(STORED RECORDS):
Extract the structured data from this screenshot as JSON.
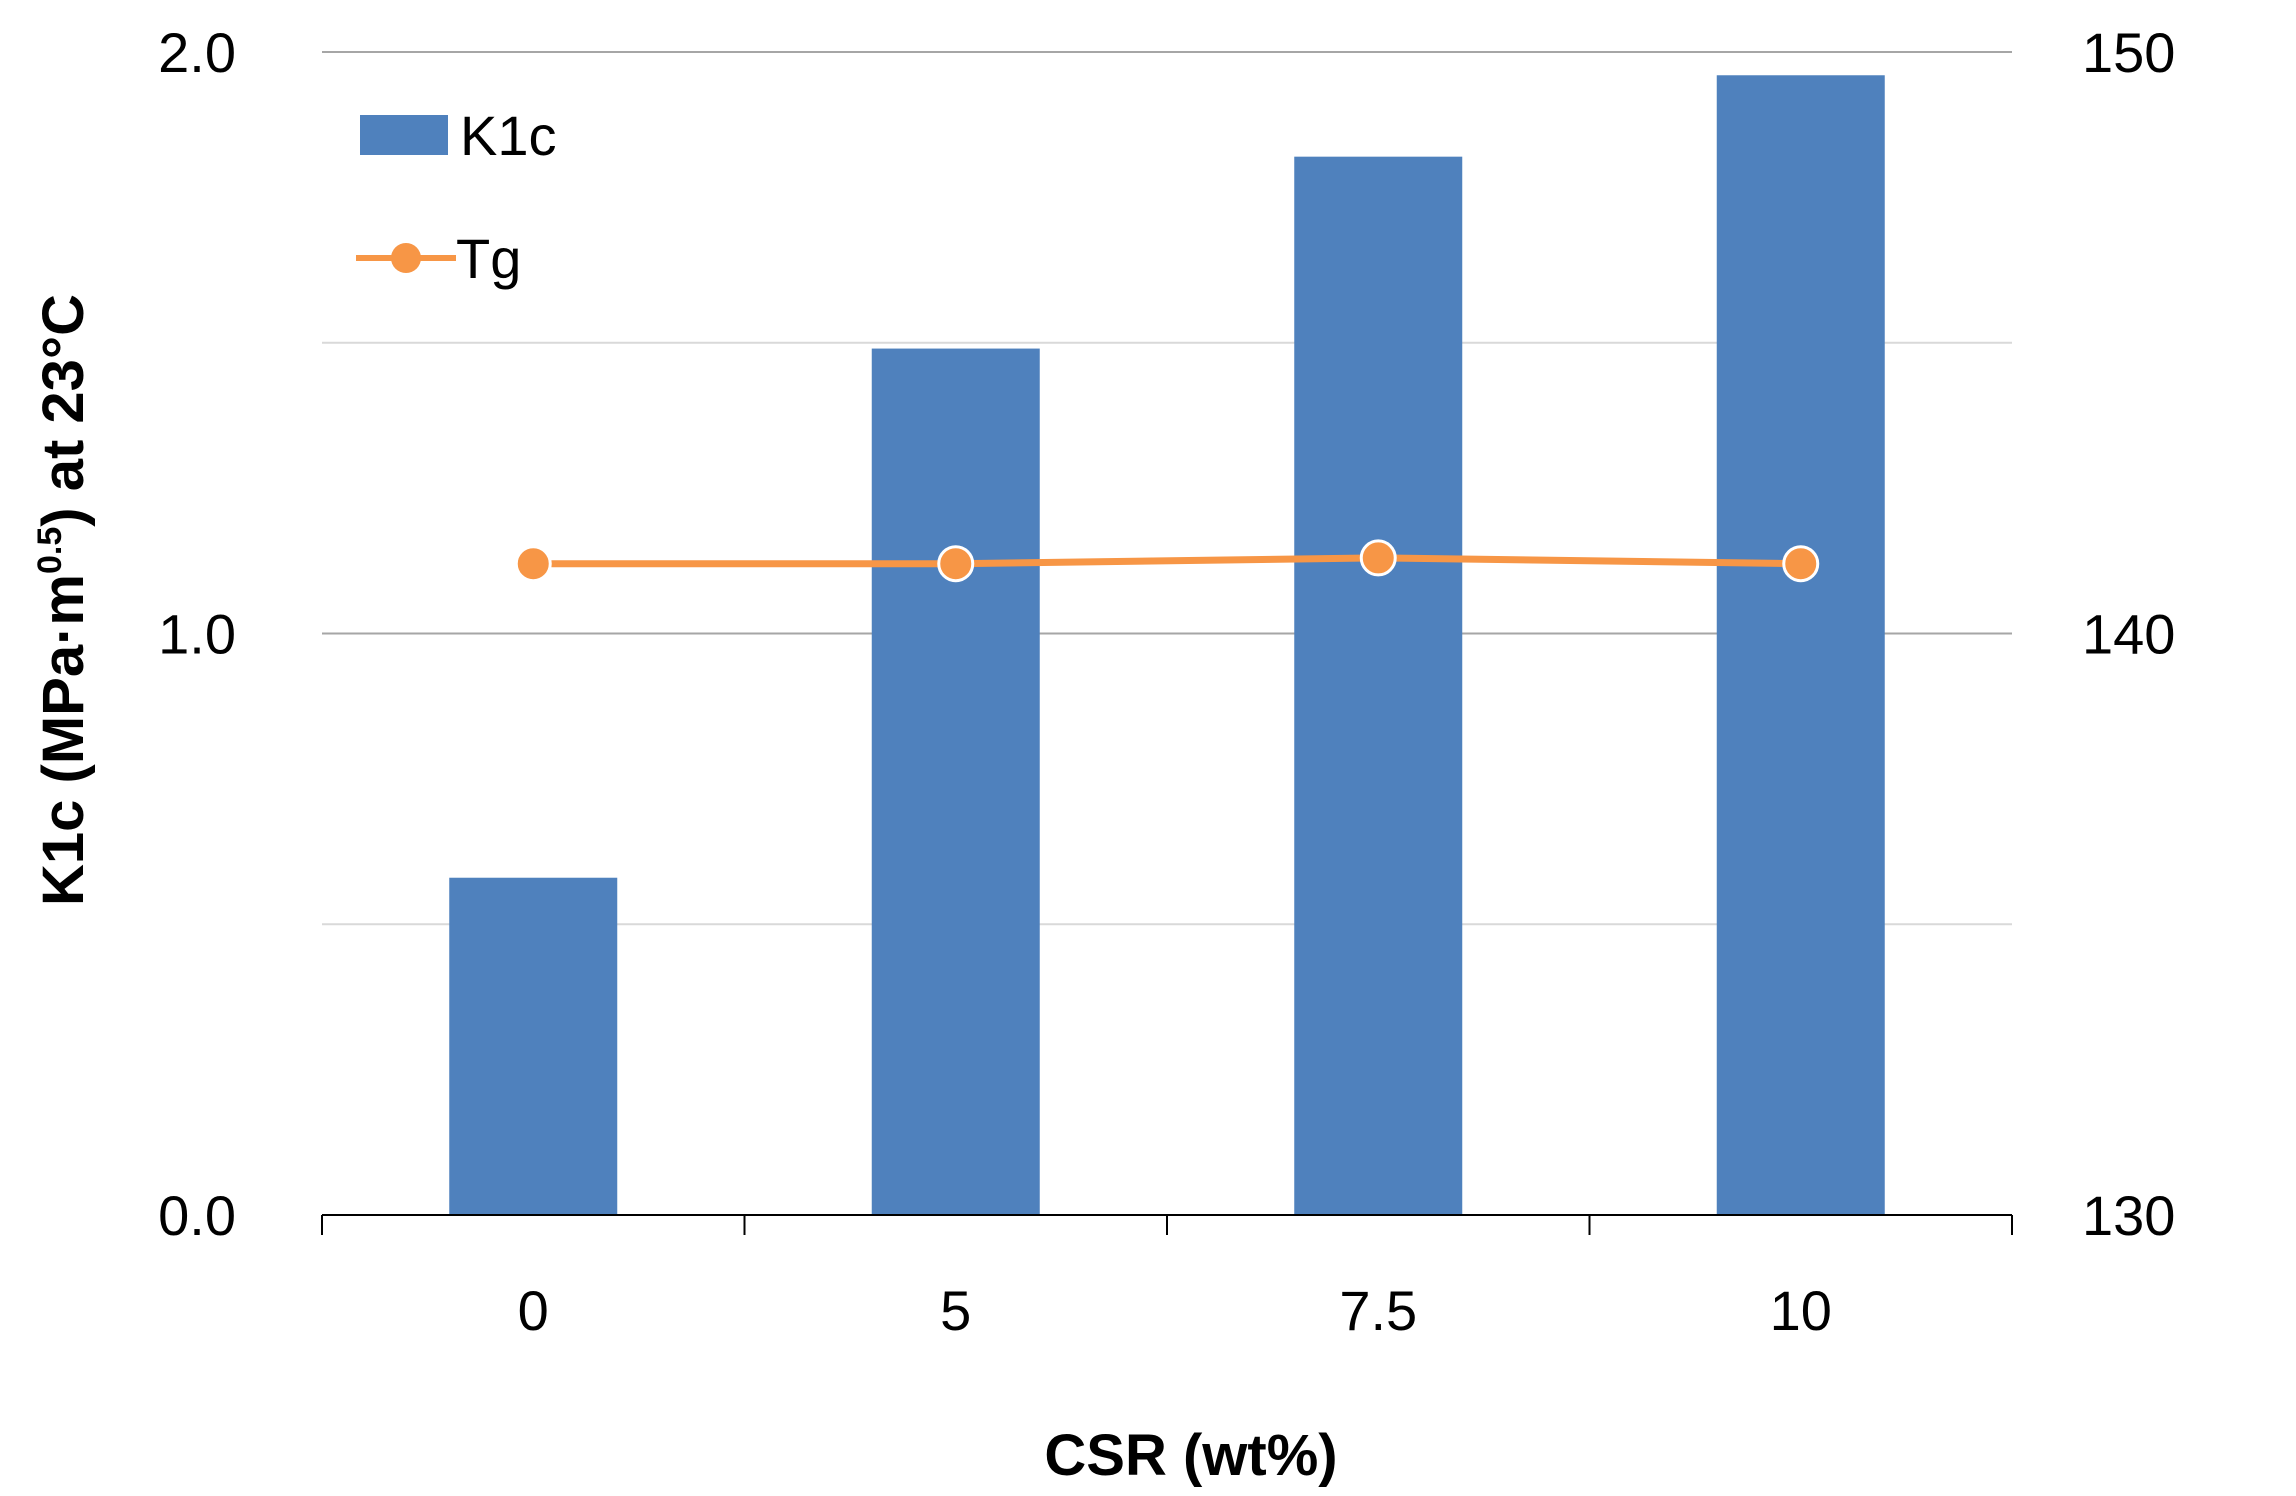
{
  "chart_data": {
    "type": "bar",
    "categories": [
      "0",
      "5",
      "7.5",
      "10"
    ],
    "series": [
      {
        "name": "K1c",
        "type": "bar",
        "axis": "left",
        "values": [
          0.58,
          1.49,
          1.82,
          1.96
        ],
        "color": "#4f81bd"
      },
      {
        "name": "Tg",
        "type": "line",
        "axis": "right",
        "values": [
          141.2,
          141.2,
          141.3,
          141.2
        ],
        "color": "#f79646"
      }
    ],
    "xlabel": "CSR (wt%)",
    "ylabel_parts": [
      "K1c (MPa·m",
      "0.5",
      ") at 23°C"
    ],
    "ylim": [
      0,
      2.0
    ],
    "ylim_right": [
      130,
      150
    ],
    "y_ticks": [
      "0.0",
      "1.0",
      "2.0"
    ],
    "y_ticks_right": [
      "130",
      "140",
      "150"
    ],
    "grid": true,
    "legend_position": "top-left"
  }
}
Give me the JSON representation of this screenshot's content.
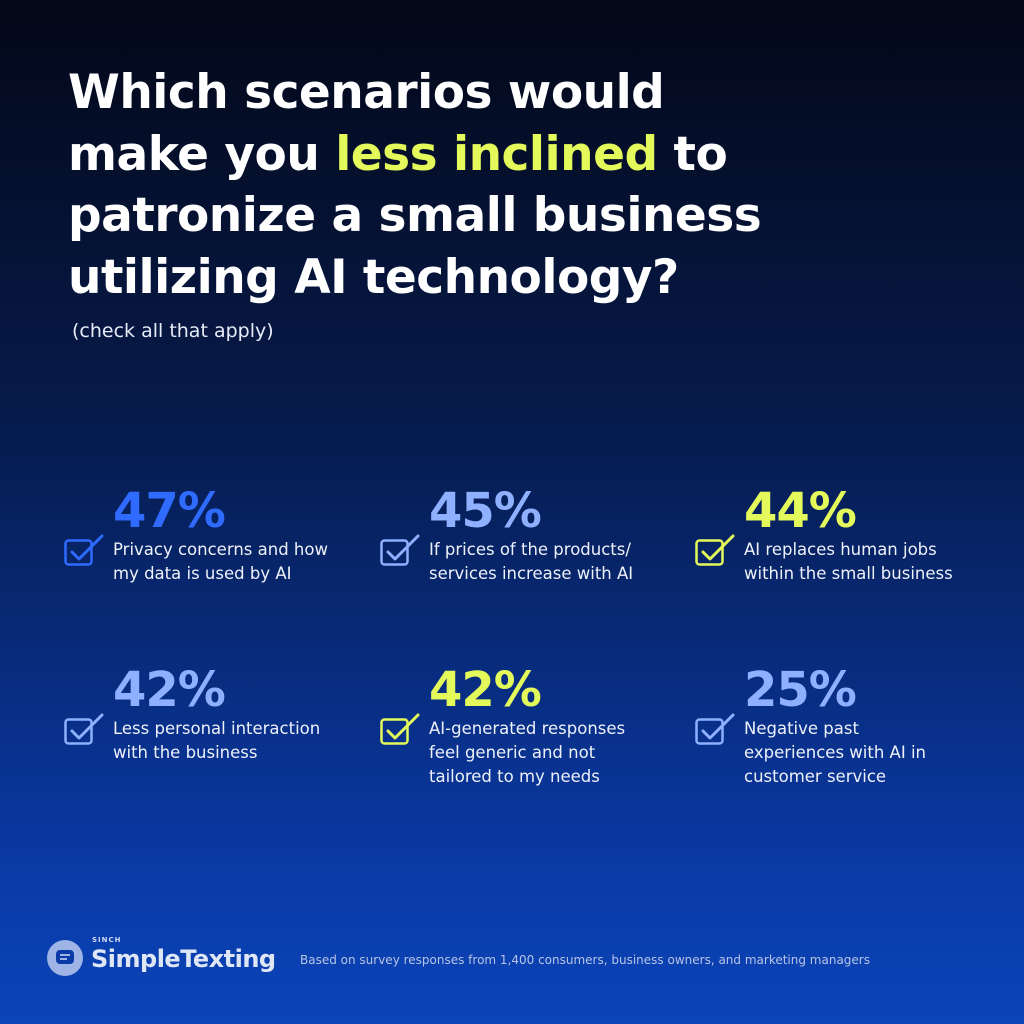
{
  "header": {
    "title_lines": [
      [
        {
          "text": "Which scenarios would"
        }
      ],
      [
        {
          "text": "make you "
        },
        {
          "text": "less inclined",
          "highlight": true
        },
        {
          "text": " to"
        }
      ],
      [
        {
          "text": "patronize a small business"
        }
      ],
      [
        {
          "text": "utilizing AI technology?"
        }
      ]
    ],
    "subtitle": "(check all that apply)"
  },
  "items": [
    {
      "percent": "47%",
      "color": "#2f6bff",
      "lines": [
        "Privacy concerns and how",
        "my data is used by AI"
      ]
    },
    {
      "percent": "45%",
      "color": "#8fb0ff",
      "lines": [
        "If prices of the products/",
        "services increase with AI"
      ]
    },
    {
      "percent": "44%",
      "color": "#e4f95a",
      "lines": [
        "AI replaces human jobs",
        "within the small business"
      ]
    },
    {
      "percent": "42%",
      "color": "#8fb0ff",
      "lines": [
        "Less personal interaction",
        "with the business"
      ]
    },
    {
      "percent": "42%",
      "color": "#e4f95a",
      "lines": [
        "AI-generated responses",
        "feel generic and not",
        "tailored to my needs"
      ]
    },
    {
      "percent": "25%",
      "color": "#8fb0ff",
      "lines": [
        "Negative past",
        "experiences with AI in",
        "customer service"
      ]
    }
  ],
  "footer": {
    "brand_small": "SINCH",
    "brand": "SimpleTexting",
    "note": "Based on survey responses from 1,400 consumers, business owners, and marketing managers"
  }
}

(SHORT EXERCISE):
Return all lines containing "from".

(ANSWER IN FULL):
Extract the structured data from this screenshot as JSON.
    "note": "Based on survey responses from 1,400 consumers, business owners, and marketing managers"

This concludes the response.